• **WHAT YOU HAVE TO DO**: Your task is to print the material below exactly as presented.

(Figure data in JSON)

────────────────

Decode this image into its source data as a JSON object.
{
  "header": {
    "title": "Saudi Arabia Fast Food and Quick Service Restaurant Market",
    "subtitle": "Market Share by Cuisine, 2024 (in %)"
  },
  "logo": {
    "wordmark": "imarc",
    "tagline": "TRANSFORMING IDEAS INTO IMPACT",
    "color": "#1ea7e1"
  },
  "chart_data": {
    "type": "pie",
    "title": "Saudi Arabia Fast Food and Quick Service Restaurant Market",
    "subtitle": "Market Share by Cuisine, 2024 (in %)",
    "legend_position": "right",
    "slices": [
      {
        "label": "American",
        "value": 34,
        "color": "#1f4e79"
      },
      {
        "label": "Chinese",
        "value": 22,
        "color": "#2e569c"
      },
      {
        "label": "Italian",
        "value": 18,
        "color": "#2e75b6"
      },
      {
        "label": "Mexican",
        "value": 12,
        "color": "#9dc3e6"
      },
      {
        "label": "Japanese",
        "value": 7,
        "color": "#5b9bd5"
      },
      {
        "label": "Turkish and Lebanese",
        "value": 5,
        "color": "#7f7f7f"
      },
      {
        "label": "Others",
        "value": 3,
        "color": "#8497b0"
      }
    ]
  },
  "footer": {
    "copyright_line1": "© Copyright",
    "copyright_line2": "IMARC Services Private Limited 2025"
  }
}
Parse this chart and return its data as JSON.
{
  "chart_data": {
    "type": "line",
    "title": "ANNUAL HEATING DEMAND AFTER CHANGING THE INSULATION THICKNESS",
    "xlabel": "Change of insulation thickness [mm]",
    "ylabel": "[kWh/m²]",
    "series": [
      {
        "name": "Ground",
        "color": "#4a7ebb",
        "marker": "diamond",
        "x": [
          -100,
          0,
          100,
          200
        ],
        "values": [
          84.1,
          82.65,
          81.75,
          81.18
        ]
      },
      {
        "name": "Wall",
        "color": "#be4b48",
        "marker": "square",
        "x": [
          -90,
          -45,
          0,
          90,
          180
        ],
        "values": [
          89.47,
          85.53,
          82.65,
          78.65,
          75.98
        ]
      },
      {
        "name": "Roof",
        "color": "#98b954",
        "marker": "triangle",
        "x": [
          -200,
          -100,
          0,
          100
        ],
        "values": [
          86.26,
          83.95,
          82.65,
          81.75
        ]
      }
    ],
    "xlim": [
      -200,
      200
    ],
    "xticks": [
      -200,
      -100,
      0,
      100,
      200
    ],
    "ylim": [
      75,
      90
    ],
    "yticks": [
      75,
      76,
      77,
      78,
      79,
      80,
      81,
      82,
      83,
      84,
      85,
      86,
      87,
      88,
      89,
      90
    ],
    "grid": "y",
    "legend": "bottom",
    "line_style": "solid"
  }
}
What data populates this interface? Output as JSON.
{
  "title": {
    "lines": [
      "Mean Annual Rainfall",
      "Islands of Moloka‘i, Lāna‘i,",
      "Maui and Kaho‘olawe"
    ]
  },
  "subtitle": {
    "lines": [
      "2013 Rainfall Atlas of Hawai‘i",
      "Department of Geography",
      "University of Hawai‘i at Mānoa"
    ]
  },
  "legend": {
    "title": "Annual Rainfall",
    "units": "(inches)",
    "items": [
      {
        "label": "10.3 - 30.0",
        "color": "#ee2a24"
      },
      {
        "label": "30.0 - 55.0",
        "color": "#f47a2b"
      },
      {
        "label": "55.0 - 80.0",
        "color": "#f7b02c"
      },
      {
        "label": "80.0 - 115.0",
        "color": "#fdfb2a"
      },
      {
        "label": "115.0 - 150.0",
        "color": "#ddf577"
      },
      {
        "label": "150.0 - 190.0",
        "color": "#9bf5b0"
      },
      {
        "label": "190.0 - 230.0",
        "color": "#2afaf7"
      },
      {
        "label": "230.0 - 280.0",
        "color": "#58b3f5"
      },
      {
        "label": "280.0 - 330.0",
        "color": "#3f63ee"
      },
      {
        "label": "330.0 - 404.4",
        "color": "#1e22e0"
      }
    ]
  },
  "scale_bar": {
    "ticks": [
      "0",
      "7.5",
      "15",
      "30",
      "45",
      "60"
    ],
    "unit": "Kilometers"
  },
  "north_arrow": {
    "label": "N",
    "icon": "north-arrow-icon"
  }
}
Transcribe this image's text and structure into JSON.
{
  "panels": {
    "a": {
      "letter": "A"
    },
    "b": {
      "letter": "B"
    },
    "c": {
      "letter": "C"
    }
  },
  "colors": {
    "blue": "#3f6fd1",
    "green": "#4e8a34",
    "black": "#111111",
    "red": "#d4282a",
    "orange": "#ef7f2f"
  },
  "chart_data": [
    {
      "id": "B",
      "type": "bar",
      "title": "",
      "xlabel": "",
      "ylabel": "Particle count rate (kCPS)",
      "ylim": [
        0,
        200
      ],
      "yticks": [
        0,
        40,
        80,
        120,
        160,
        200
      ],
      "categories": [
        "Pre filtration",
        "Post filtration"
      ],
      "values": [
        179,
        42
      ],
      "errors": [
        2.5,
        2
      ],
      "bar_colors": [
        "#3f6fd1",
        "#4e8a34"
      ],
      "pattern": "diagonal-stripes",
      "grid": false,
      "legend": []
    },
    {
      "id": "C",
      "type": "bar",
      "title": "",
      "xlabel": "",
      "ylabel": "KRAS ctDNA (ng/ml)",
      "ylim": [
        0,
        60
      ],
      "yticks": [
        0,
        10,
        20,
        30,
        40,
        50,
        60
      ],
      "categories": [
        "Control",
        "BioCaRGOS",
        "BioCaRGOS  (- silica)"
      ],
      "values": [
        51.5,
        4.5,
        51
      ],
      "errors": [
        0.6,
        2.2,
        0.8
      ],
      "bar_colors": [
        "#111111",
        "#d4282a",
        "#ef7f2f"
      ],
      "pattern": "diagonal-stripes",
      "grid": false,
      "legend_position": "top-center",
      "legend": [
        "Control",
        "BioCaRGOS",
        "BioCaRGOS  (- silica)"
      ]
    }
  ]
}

────────────────

• **RIGHT ANSWER**:
Decode this image into its source data as a JSON object.
{
  "header": {
    "title": "Saudi Arabia Fast Food and Quick Service Restaurant Market",
    "subtitle": "Market Share by Cuisine, 2024 (in %)"
  },
  "logo": {
    "wordmark": "imarc",
    "tagline": "TRANSFORMING IDEAS INTO IMPACT",
    "color": "#1ea7e1"
  },
  "chart_data": {
    "type": "pie",
    "title": "Saudi Arabia Fast Food and Quick Service Restaurant Market",
    "subtitle": "Market Share by Cuisine, 2024 (in %)",
    "legend_position": "right",
    "slices": [
      {
        "label": "American",
        "value": 34,
        "color": "#1f4e79"
      },
      {
        "label": "Chinese",
        "value": 22,
        "color": "#2e569c"
      },
      {
        "label": "Italian",
        "value": 18,
        "color": "#2e75b6"
      },
      {
        "label": "Mexican",
        "value": 12,
        "color": "#9dc3e6"
      },
      {
        "label": "Japanese",
        "value": 7,
        "color": "#5b9bd5"
      },
      {
        "label": "Turkish and Lebanese",
        "value": 5,
        "color": "#7f7f7f"
      },
      {
        "label": "Others",
        "value": 3,
        "color": "#8497b0"
      }
    ]
  },
  "footer": {
    "copyright_line1": "© Copyright",
    "copyright_line2": "IMARC Services Private Limited 2025"
  }
}
Parse this chart and return its data as JSON.
{
  "chart_data": {
    "type": "line",
    "title": "ANNUAL HEATING DEMAND AFTER CHANGING THE INSULATION THICKNESS",
    "xlabel": "Change of insulation thickness [mm]",
    "ylabel": "[kWh/m²]",
    "series": [
      {
        "name": "Ground",
        "color": "#4a7ebb",
        "marker": "diamond",
        "x": [
          -100,
          0,
          100,
          200
        ],
        "values": [
          84.1,
          82.65,
          81.75,
          81.18
        ]
      },
      {
        "name": "Wall",
        "color": "#be4b48",
        "marker": "square",
        "x": [
          -90,
          -45,
          0,
          90,
          180
        ],
        "values": [
          89.47,
          85.53,
          82.65,
          78.65,
          75.98
        ]
      },
      {
        "name": "Roof",
        "color": "#98b954",
        "marker": "triangle",
        "x": [
          -200,
          -100,
          0,
          100
        ],
        "values": [
          86.26,
          83.95,
          82.65,
          81.75
        ]
      }
    ],
    "xlim": [
      -200,
      200
    ],
    "xticks": [
      -200,
      -100,
      0,
      100,
      200
    ],
    "ylim": [
      75,
      90
    ],
    "yticks": [
      75,
      76,
      77,
      78,
      79,
      80,
      81,
      82,
      83,
      84,
      85,
      86,
      87,
      88,
      89,
      90
    ],
    "grid": "y",
    "legend": "bottom",
    "line_style": "solid"
  }
}
What data populates this interface? Output as JSON.
{
  "title": {
    "lines": [
      "Mean Annual Rainfall",
      "Islands of Moloka‘i, Lāna‘i,",
      "Maui and Kaho‘olawe"
    ]
  },
  "subtitle": {
    "lines": [
      "2013 Rainfall Atlas of Hawai‘i",
      "Department of Geography",
      "University of Hawai‘i at Mānoa"
    ]
  },
  "legend": {
    "title": "Annual Rainfall",
    "units": "(inches)",
    "items": [
      {
        "label": "10.3 - 30.0",
        "color": "#ee2a24"
      },
      {
        "label": "30.0 - 55.0",
        "color": "#f47a2b"
      },
      {
        "label": "55.0 - 80.0",
        "color": "#f7b02c"
      },
      {
        "label": "80.0 - 115.0",
        "color": "#fdfb2a"
      },
      {
        "label": "115.0 - 150.0",
        "color": "#ddf577"
      },
      {
        "label": "150.0 - 190.0",
        "color": "#9bf5b0"
      },
      {
        "label": "190.0 - 230.0",
        "color": "#2afaf7"
      },
      {
        "label": "230.0 - 280.0",
        "color": "#58b3f5"
      },
      {
        "label": "280.0 - 330.0",
        "color": "#3f63ee"
      },
      {
        "label": "330.0 - 404.4",
        "color": "#1e22e0"
      }
    ]
  },
  "scale_bar": {
    "ticks": [
      "0",
      "7.5",
      "15",
      "30",
      "45",
      "60"
    ],
    "unit": "Kilometers"
  },
  "north_arrow": {
    "label": "N",
    "icon": "north-arrow-icon"
  }
}
Transcribe this image's text and structure into JSON.
{
  "panels": {
    "a": {
      "letter": "A"
    },
    "b": {
      "letter": "B"
    },
    "c": {
      "letter": "C"
    }
  },
  "colors": {
    "blue": "#3f6fd1",
    "green": "#4e8a34",
    "black": "#111111",
    "red": "#d4282a",
    "orange": "#ef7f2f"
  },
  "chart_data": [
    {
      "id": "B",
      "type": "bar",
      "title": "",
      "xlabel": "",
      "ylabel": "Particle count rate (kCPS)",
      "ylim": [
        0,
        200
      ],
      "yticks": [
        0,
        40,
        80,
        120,
        160,
        200
      ],
      "categories": [
        "Pre filtration",
        "Post filtration"
      ],
      "values": [
        179,
        42
      ],
      "errors": [
        2.5,
        2
      ],
      "bar_colors": [
        "#3f6fd1",
        "#4e8a34"
      ],
      "pattern": "diagonal-stripes",
      "grid": false,
      "legend": []
    },
    {
      "id": "C",
      "type": "bar",
      "title": "",
      "xlabel": "",
      "ylabel": "KRAS ctDNA (ng/ml)",
      "ylim": [
        0,
        60
      ],
      "yticks": [
        0,
        10,
        20,
        30,
        40,
        50,
        60
      ],
      "categories": [
        "Control",
        "BioCaRGOS",
        "BioCaRGOS  (- silica)"
      ],
      "values": [
        51.5,
        4.5,
        51
      ],
      "errors": [
        0.6,
        2.2,
        0.8
      ],
      "bar_colors": [
        "#111111",
        "#d4282a",
        "#ef7f2f"
      ],
      "pattern": "diagonal-stripes",
      "grid": false,
      "legend_position": "top-center",
      "legend": [
        "Control",
        "BioCaRGOS",
        "BioCaRGOS  (- silica)"
      ]
    }
  ]
}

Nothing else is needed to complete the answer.